Exercise objective — How many of the lines here include "SDTVAR"? Answer with a single number.

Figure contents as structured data

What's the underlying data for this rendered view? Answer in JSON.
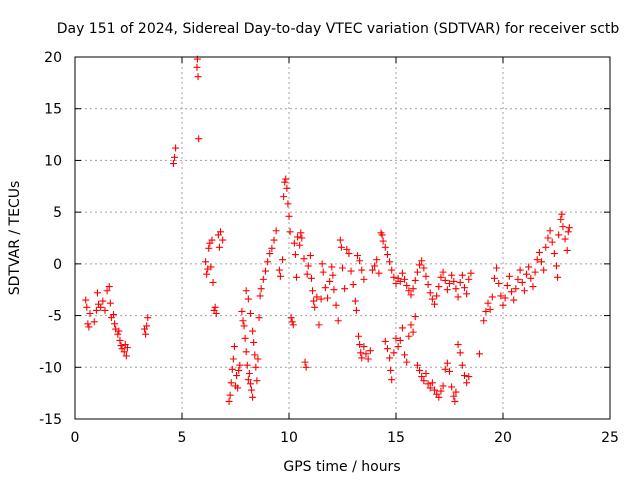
{
  "chart_data": {
    "type": "scatter",
    "title": "Day 151 of 2024, Sidereal Day-to-day VTEC variation (SDTVAR) for receiver sctb",
    "xlabel": "GPS time / hours",
    "ylabel": "SDTVAR / TECUs",
    "xlim": [
      0,
      25
    ],
    "ylim": [
      -15,
      20
    ],
    "xticks": [
      0,
      5,
      10,
      15,
      20,
      25
    ],
    "xtick_labels": [
      "0",
      "5",
      "10",
      "15",
      "20",
      "25"
    ],
    "yticks": [
      -15,
      -10,
      -5,
      0,
      5,
      10,
      15,
      20
    ],
    "ytick_labels": [
      "-15",
      "-10",
      "-5",
      "0",
      "5",
      "10",
      "15",
      "20"
    ],
    "grid": true,
    "marker": "plus",
    "series": [
      {
        "name": "SDTVAR",
        "color": "#ff0000",
        "points": [
          [
            0.5,
            -3.5
          ],
          [
            0.55,
            -4.2
          ],
          [
            0.6,
            -5.8
          ],
          [
            0.65,
            -6.1
          ],
          [
            0.7,
            -4.8
          ],
          [
            0.9,
            -5.6
          ],
          [
            1.0,
            -4.5
          ],
          [
            1.05,
            -2.8
          ],
          [
            1.1,
            -3.9
          ],
          [
            1.2,
            -4.2
          ],
          [
            1.3,
            -3.6
          ],
          [
            1.4,
            -4.5
          ],
          [
            1.5,
            -2.6
          ],
          [
            1.6,
            -2.2
          ],
          [
            1.65,
            -3.8
          ],
          [
            1.7,
            -5.2
          ],
          [
            1.8,
            -4.9
          ],
          [
            1.85,
            -5.8
          ],
          [
            1.9,
            -6.3
          ],
          [
            2.0,
            -6.8
          ],
          [
            2.05,
            -6.5
          ],
          [
            2.1,
            -7.4
          ],
          [
            2.15,
            -7.9
          ],
          [
            2.2,
            -8.2
          ],
          [
            2.3,
            -8.5
          ],
          [
            2.35,
            -7.8
          ],
          [
            2.4,
            -8.9
          ],
          [
            2.45,
            -8.1
          ],
          [
            3.25,
            -6.3
          ],
          [
            3.3,
            -6.8
          ],
          [
            3.35,
            -6.0
          ],
          [
            3.4,
            -5.2
          ],
          [
            4.6,
            9.7
          ],
          [
            4.65,
            10.3
          ],
          [
            4.7,
            11.2
          ],
          [
            5.7,
            19.0
          ],
          [
            5.72,
            19.8
          ],
          [
            5.75,
            18.1
          ],
          [
            5.78,
            12.1
          ],
          [
            6.1,
            0.2
          ],
          [
            6.15,
            -1.0
          ],
          [
            6.2,
            -0.5
          ],
          [
            6.25,
            1.5
          ],
          [
            6.3,
            2.0
          ],
          [
            6.35,
            -0.3
          ],
          [
            6.4,
            2.3
          ],
          [
            6.45,
            -1.8
          ],
          [
            6.5,
            -4.5
          ],
          [
            6.55,
            -4.2
          ],
          [
            6.6,
            -4.8
          ],
          [
            6.7,
            2.8
          ],
          [
            6.75,
            1.6
          ],
          [
            6.8,
            3.1
          ],
          [
            6.9,
            2.3
          ],
          [
            7.2,
            -13.3
          ],
          [
            7.25,
            -12.7
          ],
          [
            7.3,
            -11.5
          ],
          [
            7.35,
            -10.2
          ],
          [
            7.4,
            -9.2
          ],
          [
            7.45,
            -8.0
          ],
          [
            7.5,
            -11.8
          ],
          [
            7.55,
            -10.8
          ],
          [
            7.6,
            -12.0
          ],
          [
            7.65,
            -10.3
          ],
          [
            7.7,
            -9.8
          ],
          [
            7.8,
            -4.6
          ],
          [
            7.85,
            -5.5
          ],
          [
            7.9,
            -6.0
          ],
          [
            7.95,
            -7.2
          ],
          [
            8.0,
            -8.5
          ],
          [
            8.05,
            -9.8
          ],
          [
            8.1,
            -11.2
          ],
          [
            8.15,
            -10.6
          ],
          [
            8.2,
            -11.6
          ],
          [
            8.25,
            -12.2
          ],
          [
            8.3,
            -12.9
          ],
          [
            8.0,
            -2.6
          ],
          [
            8.1,
            -3.4
          ],
          [
            8.2,
            -4.8
          ],
          [
            8.3,
            -6.5
          ],
          [
            8.35,
            -7.6
          ],
          [
            8.4,
            -8.8
          ],
          [
            8.45,
            -10.0
          ],
          [
            8.5,
            -11.3
          ],
          [
            8.55,
            -9.2
          ],
          [
            8.6,
            -5.2
          ],
          [
            8.65,
            -3.1
          ],
          [
            8.7,
            -2.4
          ],
          [
            8.8,
            -1.5
          ],
          [
            8.9,
            -0.7
          ],
          [
            9.0,
            0.2
          ],
          [
            9.1,
            1.0
          ],
          [
            9.2,
            1.5
          ],
          [
            9.3,
            2.3
          ],
          [
            9.4,
            3.2
          ],
          [
            9.55,
            -0.6
          ],
          [
            9.6,
            -1.2
          ],
          [
            9.7,
            0.4
          ],
          [
            9.75,
            6.5
          ],
          [
            9.8,
            7.9
          ],
          [
            9.85,
            8.2
          ],
          [
            9.9,
            7.3
          ],
          [
            9.95,
            5.8
          ],
          [
            10.0,
            4.6
          ],
          [
            10.05,
            3.1
          ],
          [
            10.1,
            -5.2
          ],
          [
            10.15,
            -5.6
          ],
          [
            10.2,
            -5.9
          ],
          [
            10.25,
            2.0
          ],
          [
            10.3,
            0.9
          ],
          [
            10.35,
            -1.3
          ],
          [
            10.4,
            2.6
          ],
          [
            10.5,
            1.8
          ],
          [
            10.55,
            3.0
          ],
          [
            10.6,
            2.5
          ],
          [
            10.7,
            0.5
          ],
          [
            10.75,
            -9.5
          ],
          [
            10.8,
            -10.0
          ],
          [
            10.85,
            -1.0
          ],
          [
            10.9,
            -0.2
          ],
          [
            11.0,
            0.8
          ],
          [
            11.05,
            -1.4
          ],
          [
            11.1,
            -2.6
          ],
          [
            11.15,
            -3.6
          ],
          [
            11.2,
            -4.2
          ],
          [
            11.3,
            -3.2
          ],
          [
            11.4,
            -5.9
          ],
          [
            11.5,
            -3.4
          ],
          [
            11.55,
            0.0
          ],
          [
            11.6,
            -0.8
          ],
          [
            11.7,
            -2.3
          ],
          [
            11.8,
            -3.3
          ],
          [
            11.9,
            -1.7
          ],
          [
            12.0,
            -0.3
          ],
          [
            12.05,
            -1.1
          ],
          [
            12.1,
            -2.5
          ],
          [
            12.2,
            -4.0
          ],
          [
            12.3,
            -5.5
          ],
          [
            12.4,
            2.3
          ],
          [
            12.45,
            1.6
          ],
          [
            12.5,
            -0.4
          ],
          [
            12.6,
            -2.4
          ],
          [
            12.7,
            1.4
          ],
          [
            12.8,
            1.0
          ],
          [
            12.9,
            -0.7
          ],
          [
            13.0,
            -2.0
          ],
          [
            13.1,
            -3.6
          ],
          [
            13.15,
            -4.5
          ],
          [
            13.2,
            0.8
          ],
          [
            13.3,
            0.3
          ],
          [
            13.4,
            -0.6
          ],
          [
            13.5,
            -1.5
          ],
          [
            13.25,
            -7.0
          ],
          [
            13.3,
            -7.8
          ],
          [
            13.35,
            -8.6
          ],
          [
            13.4,
            -9.1
          ],
          [
            13.5,
            -8.0
          ],
          [
            13.6,
            -8.7
          ],
          [
            13.7,
            -9.2
          ],
          [
            13.8,
            -8.4
          ],
          [
            13.9,
            -0.6
          ],
          [
            14.0,
            -0.2
          ],
          [
            14.1,
            0.4
          ],
          [
            14.2,
            -0.9
          ],
          [
            14.3,
            3.0
          ],
          [
            14.35,
            2.8
          ],
          [
            14.4,
            2.2
          ],
          [
            14.5,
            1.6
          ],
          [
            14.6,
            0.9
          ],
          [
            14.7,
            0.2
          ],
          [
            14.8,
            -0.6
          ],
          [
            14.9,
            -1.3
          ],
          [
            14.5,
            -7.5
          ],
          [
            14.6,
            -8.2
          ],
          [
            14.7,
            -9.1
          ],
          [
            14.75,
            -10.3
          ],
          [
            14.8,
            -11.2
          ],
          [
            14.9,
            -8.6
          ],
          [
            15.0,
            -7.2
          ],
          [
            15.1,
            -8.0
          ],
          [
            15.2,
            -7.4
          ],
          [
            15.3,
            -6.2
          ],
          [
            15.4,
            -8.8
          ],
          [
            15.5,
            -9.5
          ],
          [
            15.6,
            -7.0
          ],
          [
            15.7,
            -5.9
          ],
          [
            15.8,
            -6.6
          ],
          [
            15.9,
            -5.1
          ],
          [
            15.0,
            -1.9
          ],
          [
            15.1,
            -1.4
          ],
          [
            15.2,
            -1.7
          ],
          [
            15.3,
            -0.9
          ],
          [
            15.4,
            -1.5
          ],
          [
            15.5,
            -2.1
          ],
          [
            15.6,
            -2.6
          ],
          [
            15.7,
            -3.0
          ],
          [
            15.8,
            -2.4
          ],
          [
            15.9,
            -1.6
          ],
          [
            16.0,
            -0.8
          ],
          [
            16.1,
            -0.1
          ],
          [
            16.2,
            0.3
          ],
          [
            16.3,
            -0.4
          ],
          [
            16.4,
            -1.2
          ],
          [
            16.5,
            -2.0
          ],
          [
            16.6,
            -2.8
          ],
          [
            16.7,
            -3.4
          ],
          [
            16.8,
            -3.9
          ],
          [
            16.9,
            -3.1
          ],
          [
            17.0,
            -2.2
          ],
          [
            17.1,
            -1.3
          ],
          [
            17.2,
            -0.8
          ],
          [
            17.3,
            -1.6
          ],
          [
            17.4,
            -2.5
          ],
          [
            17.5,
            -1.9
          ],
          [
            17.6,
            -1.1
          ],
          [
            17.7,
            -1.7
          ],
          [
            17.8,
            -2.4
          ],
          [
            17.9,
            -3.2
          ],
          [
            18.0,
            -1.8
          ],
          [
            18.1,
            -1.1
          ],
          [
            18.2,
            -2.3
          ],
          [
            18.3,
            -2.9
          ],
          [
            18.4,
            -1.5
          ],
          [
            18.5,
            -0.9
          ],
          [
            16.0,
            -9.8
          ],
          [
            16.1,
            -10.3
          ],
          [
            16.2,
            -10.9
          ],
          [
            16.3,
            -11.3
          ],
          [
            16.4,
            -10.6
          ],
          [
            16.5,
            -11.6
          ],
          [
            16.6,
            -12.0
          ],
          [
            16.7,
            -11.5
          ],
          [
            16.8,
            -12.2
          ],
          [
            16.9,
            -12.6
          ],
          [
            17.0,
            -12.9
          ],
          [
            17.1,
            -12.3
          ],
          [
            17.2,
            -11.8
          ],
          [
            17.3,
            -10.2
          ],
          [
            17.4,
            -9.6
          ],
          [
            17.5,
            -10.4
          ],
          [
            17.6,
            -11.9
          ],
          [
            17.7,
            -12.8
          ],
          [
            17.75,
            -13.3
          ],
          [
            17.8,
            -12.4
          ],
          [
            17.9,
            -7.8
          ],
          [
            18.0,
            -8.6
          ],
          [
            18.1,
            -9.8
          ],
          [
            18.2,
            -10.8
          ],
          [
            18.3,
            -11.5
          ],
          [
            18.4,
            -10.9
          ],
          [
            18.9,
            -8.7
          ],
          [
            19.1,
            -5.5
          ],
          [
            19.2,
            -4.6
          ],
          [
            19.3,
            -3.8
          ],
          [
            19.4,
            -4.4
          ],
          [
            19.5,
            -3.2
          ],
          [
            19.6,
            -1.4
          ],
          [
            19.7,
            -0.4
          ],
          [
            19.8,
            -1.9
          ],
          [
            19.9,
            -3.1
          ],
          [
            20.0,
            -4.0
          ],
          [
            20.1,
            -3.3
          ],
          [
            20.2,
            -2.1
          ],
          [
            20.3,
            -1.2
          ],
          [
            20.4,
            -2.7
          ],
          [
            20.5,
            -3.5
          ],
          [
            20.6,
            -2.4
          ],
          [
            20.7,
            -1.5
          ],
          [
            20.8,
            -0.6
          ],
          [
            20.9,
            -1.8
          ],
          [
            21.0,
            -2.6
          ],
          [
            21.1,
            -1.0
          ],
          [
            21.2,
            -0.3
          ],
          [
            21.3,
            -1.4
          ],
          [
            21.4,
            -2.2
          ],
          [
            21.5,
            -0.8
          ],
          [
            21.6,
            0.4
          ],
          [
            21.7,
            1.1
          ],
          [
            21.8,
            0.2
          ],
          [
            21.9,
            -0.6
          ],
          [
            22.0,
            1.6
          ],
          [
            22.1,
            2.5
          ],
          [
            22.2,
            3.2
          ],
          [
            22.3,
            2.1
          ],
          [
            22.4,
            1.0
          ],
          [
            22.5,
            -0.2
          ],
          [
            22.55,
            -1.3
          ],
          [
            22.6,
            2.8
          ],
          [
            22.7,
            4.3
          ],
          [
            22.75,
            4.8
          ],
          [
            22.8,
            3.6
          ],
          [
            22.9,
            2.4
          ],
          [
            23.0,
            1.3
          ],
          [
            23.05,
            3.1
          ],
          [
            23.1,
            3.5
          ]
        ]
      }
    ]
  }
}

Reply — 3